_DATASET EXCERPTS_

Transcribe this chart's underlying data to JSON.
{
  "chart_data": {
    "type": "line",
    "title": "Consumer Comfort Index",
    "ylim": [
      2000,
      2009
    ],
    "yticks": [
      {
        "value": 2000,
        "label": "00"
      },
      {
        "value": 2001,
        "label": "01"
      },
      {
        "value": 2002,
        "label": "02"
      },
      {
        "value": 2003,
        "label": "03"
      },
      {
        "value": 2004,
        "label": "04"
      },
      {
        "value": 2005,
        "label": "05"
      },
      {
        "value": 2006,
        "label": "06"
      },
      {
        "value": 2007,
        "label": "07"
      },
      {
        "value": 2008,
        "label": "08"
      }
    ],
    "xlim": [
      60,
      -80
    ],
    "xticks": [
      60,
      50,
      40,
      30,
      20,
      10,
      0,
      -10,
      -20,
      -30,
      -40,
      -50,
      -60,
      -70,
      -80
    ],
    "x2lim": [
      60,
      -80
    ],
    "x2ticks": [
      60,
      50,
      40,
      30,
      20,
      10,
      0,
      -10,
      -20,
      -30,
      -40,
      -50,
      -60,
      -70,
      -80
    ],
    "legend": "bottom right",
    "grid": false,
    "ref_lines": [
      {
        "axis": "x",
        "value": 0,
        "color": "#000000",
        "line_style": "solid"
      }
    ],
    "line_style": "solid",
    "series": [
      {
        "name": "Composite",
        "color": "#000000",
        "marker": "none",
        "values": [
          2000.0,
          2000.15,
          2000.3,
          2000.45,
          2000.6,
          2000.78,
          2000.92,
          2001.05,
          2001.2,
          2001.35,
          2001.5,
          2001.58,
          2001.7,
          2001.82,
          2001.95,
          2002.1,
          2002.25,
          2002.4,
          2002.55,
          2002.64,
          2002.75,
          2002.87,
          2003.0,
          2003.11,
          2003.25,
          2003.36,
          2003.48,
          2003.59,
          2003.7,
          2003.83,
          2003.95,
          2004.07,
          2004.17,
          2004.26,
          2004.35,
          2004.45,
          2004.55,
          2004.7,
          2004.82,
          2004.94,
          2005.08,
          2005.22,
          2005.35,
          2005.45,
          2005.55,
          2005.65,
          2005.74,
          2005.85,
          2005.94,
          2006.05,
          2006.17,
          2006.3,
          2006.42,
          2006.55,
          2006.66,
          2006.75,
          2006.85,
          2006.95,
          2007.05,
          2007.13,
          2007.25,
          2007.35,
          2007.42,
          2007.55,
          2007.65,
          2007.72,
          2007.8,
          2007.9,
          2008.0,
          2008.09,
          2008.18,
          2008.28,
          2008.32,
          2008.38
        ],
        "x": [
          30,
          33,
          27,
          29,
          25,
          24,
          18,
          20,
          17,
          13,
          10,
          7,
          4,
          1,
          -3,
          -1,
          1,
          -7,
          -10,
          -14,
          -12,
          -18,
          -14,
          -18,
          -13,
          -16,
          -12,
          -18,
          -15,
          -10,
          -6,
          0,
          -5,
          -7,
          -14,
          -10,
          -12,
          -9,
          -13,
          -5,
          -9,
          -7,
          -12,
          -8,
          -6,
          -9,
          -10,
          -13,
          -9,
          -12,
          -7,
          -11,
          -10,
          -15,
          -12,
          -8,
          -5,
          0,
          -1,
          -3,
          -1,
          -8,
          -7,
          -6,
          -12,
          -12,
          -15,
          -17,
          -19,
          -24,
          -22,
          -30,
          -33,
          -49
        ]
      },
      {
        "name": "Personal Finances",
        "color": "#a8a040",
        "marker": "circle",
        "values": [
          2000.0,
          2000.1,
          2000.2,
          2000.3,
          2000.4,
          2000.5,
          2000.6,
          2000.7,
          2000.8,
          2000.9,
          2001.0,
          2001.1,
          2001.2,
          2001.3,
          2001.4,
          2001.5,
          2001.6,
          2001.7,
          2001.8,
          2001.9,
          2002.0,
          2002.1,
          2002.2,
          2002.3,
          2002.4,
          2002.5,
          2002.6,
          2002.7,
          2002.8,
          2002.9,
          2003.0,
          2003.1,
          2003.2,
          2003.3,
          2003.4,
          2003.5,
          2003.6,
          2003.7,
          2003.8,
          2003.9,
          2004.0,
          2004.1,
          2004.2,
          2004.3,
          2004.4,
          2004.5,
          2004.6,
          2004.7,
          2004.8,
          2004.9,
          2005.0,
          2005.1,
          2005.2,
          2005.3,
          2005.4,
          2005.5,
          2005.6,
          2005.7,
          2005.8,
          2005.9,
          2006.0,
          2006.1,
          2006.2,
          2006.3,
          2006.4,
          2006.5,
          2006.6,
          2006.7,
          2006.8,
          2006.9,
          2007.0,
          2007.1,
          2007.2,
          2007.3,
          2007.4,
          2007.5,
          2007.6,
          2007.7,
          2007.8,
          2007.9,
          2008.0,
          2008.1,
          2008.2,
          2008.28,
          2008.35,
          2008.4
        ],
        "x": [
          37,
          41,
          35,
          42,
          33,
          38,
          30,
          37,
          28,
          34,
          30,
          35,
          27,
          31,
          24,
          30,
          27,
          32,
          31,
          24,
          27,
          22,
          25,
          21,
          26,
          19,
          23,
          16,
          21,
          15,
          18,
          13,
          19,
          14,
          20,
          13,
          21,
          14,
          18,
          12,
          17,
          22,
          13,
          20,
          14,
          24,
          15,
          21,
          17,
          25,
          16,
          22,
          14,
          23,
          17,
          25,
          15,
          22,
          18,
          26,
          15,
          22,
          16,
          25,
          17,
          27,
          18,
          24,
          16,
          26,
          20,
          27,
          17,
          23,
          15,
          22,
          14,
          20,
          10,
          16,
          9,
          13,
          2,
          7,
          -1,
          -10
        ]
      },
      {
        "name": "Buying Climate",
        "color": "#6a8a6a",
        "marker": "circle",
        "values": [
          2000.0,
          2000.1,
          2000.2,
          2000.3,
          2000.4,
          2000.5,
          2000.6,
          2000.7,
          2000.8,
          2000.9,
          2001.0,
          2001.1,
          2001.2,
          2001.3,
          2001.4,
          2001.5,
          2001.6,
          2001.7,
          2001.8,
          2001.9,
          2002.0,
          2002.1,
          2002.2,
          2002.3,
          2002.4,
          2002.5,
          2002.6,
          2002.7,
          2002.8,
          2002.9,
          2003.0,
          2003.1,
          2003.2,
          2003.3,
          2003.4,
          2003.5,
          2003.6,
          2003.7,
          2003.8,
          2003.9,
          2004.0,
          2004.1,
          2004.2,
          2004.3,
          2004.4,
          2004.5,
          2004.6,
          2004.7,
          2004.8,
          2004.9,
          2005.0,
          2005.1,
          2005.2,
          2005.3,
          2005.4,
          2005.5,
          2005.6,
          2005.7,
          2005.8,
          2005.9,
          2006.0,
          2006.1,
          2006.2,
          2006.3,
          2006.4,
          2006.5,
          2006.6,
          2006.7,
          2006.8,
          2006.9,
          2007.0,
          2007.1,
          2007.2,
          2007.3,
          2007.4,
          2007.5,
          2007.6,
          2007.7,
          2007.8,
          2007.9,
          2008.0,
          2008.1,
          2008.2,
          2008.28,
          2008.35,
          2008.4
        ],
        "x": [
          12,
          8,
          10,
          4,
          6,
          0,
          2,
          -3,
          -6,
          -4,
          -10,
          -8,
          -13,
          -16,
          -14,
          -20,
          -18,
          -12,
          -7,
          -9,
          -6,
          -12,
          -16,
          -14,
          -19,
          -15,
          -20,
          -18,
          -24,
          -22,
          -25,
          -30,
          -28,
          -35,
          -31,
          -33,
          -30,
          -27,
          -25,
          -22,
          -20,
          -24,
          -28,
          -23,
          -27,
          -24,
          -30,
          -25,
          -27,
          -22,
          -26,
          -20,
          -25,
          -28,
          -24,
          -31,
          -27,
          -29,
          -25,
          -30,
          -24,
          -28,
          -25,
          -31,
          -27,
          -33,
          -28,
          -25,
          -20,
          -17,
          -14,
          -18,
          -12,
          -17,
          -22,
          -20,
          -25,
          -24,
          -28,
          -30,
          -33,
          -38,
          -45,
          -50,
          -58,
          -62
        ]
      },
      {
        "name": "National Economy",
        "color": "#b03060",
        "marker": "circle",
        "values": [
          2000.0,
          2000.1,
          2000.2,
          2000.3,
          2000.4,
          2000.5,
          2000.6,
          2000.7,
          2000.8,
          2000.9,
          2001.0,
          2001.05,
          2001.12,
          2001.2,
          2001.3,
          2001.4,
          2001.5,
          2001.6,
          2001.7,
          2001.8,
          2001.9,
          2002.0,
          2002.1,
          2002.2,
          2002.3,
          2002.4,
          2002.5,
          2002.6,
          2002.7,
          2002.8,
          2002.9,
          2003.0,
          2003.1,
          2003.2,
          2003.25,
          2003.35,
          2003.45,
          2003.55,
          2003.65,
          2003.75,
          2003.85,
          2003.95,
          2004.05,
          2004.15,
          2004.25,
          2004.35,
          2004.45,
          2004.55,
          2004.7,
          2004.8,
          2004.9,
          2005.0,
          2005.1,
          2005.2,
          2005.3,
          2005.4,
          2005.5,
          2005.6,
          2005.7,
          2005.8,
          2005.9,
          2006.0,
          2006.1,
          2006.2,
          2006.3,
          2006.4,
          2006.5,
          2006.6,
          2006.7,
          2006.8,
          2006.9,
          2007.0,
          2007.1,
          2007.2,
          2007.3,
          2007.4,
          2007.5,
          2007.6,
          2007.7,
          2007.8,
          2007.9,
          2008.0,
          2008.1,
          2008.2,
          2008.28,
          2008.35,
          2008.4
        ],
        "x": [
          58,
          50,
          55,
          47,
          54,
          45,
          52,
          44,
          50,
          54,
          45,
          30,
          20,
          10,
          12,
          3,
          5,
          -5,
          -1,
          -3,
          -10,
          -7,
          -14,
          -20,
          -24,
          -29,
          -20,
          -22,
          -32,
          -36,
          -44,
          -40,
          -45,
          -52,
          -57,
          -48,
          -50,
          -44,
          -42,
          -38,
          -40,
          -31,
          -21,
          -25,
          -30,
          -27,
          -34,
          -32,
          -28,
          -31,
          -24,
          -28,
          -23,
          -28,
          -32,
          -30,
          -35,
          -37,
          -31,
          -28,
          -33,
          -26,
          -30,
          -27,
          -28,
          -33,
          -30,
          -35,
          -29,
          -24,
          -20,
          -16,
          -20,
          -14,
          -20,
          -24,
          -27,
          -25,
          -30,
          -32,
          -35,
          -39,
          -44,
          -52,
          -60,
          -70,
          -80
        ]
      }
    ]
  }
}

_SET EXERCISE_
Give the count of lines that hold the word "name", with nothing added.

_ANSWER IN FULL_
4